| Work instructions |
Extract each line bearing the word "What".

Records:
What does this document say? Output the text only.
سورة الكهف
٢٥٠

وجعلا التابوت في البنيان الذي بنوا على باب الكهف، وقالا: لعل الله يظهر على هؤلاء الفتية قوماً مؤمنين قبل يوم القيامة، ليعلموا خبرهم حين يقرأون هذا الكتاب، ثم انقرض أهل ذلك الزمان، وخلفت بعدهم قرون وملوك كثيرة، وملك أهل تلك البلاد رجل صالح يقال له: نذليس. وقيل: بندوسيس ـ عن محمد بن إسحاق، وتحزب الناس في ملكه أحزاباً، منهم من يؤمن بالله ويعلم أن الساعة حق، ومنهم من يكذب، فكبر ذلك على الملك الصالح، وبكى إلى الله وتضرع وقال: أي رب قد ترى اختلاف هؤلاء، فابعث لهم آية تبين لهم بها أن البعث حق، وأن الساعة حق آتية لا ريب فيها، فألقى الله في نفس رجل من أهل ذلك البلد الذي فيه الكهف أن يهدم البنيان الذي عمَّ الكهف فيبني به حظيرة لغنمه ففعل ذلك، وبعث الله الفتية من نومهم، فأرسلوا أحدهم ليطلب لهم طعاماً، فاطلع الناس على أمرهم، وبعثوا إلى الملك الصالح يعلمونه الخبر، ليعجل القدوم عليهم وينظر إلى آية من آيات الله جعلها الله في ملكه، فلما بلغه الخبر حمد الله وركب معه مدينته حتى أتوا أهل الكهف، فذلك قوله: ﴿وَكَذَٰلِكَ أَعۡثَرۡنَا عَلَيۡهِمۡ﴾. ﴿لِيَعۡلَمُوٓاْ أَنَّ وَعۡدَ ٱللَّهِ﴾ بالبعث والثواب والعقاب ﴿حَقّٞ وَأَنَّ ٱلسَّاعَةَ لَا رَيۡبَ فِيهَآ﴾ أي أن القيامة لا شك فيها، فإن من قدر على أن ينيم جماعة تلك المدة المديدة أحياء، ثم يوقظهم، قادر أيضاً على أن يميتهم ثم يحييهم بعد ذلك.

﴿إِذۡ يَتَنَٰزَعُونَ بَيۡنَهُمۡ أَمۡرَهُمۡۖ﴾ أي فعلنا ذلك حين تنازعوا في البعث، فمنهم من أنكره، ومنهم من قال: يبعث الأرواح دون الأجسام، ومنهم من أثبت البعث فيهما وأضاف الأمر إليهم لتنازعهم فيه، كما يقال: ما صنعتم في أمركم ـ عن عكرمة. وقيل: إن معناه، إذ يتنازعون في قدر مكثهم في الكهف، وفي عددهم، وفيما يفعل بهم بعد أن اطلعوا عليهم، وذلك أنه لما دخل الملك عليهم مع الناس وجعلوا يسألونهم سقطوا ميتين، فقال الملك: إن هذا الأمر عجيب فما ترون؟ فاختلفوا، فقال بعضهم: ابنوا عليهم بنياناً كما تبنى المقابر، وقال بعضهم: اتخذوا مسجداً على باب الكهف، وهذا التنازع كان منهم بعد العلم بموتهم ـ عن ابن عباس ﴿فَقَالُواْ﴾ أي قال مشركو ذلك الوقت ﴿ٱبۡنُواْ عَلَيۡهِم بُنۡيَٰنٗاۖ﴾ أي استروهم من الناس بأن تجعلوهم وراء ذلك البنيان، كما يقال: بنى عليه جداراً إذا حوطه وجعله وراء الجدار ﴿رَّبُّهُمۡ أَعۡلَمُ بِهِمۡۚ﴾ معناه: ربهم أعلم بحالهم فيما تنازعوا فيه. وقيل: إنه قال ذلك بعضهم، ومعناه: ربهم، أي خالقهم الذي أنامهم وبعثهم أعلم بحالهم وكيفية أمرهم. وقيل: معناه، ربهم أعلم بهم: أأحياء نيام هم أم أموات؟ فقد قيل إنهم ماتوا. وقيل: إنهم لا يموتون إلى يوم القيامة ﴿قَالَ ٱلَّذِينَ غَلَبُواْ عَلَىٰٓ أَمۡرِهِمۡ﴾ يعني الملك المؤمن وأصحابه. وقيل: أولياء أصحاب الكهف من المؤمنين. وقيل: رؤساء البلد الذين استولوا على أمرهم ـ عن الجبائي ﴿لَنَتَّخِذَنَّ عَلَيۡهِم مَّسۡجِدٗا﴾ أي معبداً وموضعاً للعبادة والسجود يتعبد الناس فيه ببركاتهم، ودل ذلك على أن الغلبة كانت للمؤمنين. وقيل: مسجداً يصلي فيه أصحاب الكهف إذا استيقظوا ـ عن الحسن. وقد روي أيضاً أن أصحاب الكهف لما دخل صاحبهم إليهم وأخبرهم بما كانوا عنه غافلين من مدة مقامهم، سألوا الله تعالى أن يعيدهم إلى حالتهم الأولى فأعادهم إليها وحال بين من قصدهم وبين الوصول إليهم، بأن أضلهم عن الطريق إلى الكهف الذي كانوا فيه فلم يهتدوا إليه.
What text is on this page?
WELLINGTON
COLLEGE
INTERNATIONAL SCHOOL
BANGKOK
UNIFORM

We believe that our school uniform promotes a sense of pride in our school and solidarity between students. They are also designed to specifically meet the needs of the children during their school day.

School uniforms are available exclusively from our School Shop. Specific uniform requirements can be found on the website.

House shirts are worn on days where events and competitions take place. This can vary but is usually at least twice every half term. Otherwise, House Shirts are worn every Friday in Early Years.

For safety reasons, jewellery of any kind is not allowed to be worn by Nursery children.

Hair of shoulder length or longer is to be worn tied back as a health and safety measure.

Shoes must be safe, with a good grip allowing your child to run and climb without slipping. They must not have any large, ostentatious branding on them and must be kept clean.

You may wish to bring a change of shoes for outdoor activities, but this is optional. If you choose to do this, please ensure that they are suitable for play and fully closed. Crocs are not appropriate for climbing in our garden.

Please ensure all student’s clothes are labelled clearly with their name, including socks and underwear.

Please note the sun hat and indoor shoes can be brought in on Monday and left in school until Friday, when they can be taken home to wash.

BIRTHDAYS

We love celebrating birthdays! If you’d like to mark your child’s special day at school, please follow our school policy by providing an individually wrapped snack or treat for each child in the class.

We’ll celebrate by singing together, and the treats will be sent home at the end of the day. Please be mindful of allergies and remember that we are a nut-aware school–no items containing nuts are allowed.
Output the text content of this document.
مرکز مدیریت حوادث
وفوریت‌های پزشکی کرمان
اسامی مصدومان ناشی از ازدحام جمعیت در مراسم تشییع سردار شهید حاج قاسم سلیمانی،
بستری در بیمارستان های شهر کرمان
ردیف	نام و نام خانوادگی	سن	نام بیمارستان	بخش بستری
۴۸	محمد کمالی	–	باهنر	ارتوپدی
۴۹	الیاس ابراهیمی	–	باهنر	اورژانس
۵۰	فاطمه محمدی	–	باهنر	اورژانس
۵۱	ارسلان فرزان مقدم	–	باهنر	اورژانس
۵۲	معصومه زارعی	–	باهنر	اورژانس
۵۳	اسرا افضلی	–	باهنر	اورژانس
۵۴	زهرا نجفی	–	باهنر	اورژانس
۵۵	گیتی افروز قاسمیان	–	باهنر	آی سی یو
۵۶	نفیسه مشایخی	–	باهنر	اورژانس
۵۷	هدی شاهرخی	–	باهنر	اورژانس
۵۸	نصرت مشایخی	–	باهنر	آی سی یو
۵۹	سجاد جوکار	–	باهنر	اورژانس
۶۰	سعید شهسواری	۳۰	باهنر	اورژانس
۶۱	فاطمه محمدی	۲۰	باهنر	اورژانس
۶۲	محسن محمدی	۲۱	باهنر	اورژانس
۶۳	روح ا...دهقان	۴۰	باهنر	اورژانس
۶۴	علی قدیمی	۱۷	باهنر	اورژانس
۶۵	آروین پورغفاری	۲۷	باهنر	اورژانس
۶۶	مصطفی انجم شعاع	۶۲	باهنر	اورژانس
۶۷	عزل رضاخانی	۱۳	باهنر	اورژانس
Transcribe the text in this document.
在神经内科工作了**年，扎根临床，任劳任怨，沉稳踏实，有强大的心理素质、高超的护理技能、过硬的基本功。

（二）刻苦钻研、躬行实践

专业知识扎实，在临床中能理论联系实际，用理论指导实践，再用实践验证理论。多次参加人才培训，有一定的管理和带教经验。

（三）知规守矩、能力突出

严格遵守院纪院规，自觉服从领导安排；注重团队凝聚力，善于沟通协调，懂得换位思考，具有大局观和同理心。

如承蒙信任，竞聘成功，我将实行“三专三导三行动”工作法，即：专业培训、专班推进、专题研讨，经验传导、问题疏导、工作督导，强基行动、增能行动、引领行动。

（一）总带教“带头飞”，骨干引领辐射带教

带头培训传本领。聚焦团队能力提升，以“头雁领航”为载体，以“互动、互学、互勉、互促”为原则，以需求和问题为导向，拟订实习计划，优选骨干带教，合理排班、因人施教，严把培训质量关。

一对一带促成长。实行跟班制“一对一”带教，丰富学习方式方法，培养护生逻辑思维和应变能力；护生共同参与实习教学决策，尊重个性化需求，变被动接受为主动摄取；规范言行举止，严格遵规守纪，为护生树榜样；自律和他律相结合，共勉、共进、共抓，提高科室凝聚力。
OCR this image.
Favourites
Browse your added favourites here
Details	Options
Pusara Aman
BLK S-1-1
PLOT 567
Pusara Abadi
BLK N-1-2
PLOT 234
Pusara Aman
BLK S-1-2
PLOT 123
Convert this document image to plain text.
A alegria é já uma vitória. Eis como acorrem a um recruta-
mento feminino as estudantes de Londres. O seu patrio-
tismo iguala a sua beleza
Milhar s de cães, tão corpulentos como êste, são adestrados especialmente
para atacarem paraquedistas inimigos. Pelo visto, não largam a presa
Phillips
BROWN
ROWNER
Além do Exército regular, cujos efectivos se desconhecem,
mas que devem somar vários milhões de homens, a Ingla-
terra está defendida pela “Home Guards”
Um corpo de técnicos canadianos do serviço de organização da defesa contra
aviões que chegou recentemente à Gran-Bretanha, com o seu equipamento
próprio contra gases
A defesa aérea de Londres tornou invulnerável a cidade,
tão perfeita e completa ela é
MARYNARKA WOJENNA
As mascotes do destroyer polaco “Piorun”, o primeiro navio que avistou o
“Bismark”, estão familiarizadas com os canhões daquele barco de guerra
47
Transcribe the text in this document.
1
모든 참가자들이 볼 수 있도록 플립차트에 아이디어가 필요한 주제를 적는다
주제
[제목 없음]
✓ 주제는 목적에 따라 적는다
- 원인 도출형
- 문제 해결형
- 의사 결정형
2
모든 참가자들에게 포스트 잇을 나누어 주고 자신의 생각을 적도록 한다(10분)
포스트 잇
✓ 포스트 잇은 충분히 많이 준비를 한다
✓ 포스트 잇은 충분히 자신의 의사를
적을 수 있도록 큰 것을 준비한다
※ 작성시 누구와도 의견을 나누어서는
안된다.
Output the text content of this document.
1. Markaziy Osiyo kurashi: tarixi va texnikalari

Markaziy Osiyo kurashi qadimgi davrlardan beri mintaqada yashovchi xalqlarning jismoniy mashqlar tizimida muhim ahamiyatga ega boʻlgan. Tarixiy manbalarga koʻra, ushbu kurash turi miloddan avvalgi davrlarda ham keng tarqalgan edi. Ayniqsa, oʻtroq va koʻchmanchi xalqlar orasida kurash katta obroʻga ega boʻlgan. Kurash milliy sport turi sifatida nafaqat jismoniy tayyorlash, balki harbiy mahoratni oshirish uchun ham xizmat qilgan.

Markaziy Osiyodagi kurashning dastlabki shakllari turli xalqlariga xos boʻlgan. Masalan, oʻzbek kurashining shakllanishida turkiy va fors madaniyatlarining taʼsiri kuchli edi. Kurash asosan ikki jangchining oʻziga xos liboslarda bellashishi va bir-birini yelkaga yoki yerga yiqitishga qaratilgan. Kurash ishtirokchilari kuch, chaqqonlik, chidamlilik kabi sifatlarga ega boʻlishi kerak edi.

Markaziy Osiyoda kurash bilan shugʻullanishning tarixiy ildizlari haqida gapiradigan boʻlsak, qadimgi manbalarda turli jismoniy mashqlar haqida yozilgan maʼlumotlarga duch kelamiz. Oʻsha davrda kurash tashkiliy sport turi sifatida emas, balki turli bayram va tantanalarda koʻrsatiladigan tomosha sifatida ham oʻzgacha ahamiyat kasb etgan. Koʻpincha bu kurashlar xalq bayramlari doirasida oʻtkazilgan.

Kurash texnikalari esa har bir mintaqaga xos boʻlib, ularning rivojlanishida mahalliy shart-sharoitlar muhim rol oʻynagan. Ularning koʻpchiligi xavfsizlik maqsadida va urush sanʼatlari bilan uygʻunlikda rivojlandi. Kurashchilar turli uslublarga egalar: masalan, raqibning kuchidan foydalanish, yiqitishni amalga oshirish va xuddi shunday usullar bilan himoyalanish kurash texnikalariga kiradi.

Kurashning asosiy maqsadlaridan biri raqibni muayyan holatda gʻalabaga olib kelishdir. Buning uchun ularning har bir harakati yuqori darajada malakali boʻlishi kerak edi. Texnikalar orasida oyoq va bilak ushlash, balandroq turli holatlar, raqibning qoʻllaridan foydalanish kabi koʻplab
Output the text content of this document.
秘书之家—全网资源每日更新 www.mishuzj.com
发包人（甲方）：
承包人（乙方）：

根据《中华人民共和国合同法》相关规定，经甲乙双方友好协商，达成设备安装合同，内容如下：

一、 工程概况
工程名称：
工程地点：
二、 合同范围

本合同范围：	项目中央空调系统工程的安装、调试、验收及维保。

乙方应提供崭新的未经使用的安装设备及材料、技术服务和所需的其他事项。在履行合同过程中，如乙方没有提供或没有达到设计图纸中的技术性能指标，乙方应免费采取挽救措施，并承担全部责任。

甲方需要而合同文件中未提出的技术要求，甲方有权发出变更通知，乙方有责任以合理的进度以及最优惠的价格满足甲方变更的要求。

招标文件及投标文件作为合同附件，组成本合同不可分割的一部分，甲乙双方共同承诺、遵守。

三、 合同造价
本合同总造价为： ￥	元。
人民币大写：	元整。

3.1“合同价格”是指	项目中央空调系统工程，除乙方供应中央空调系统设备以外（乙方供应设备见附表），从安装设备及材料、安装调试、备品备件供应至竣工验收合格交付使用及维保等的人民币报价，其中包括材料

| Response to this exercise |
What does this document say? Output the text only.
What text is on this page?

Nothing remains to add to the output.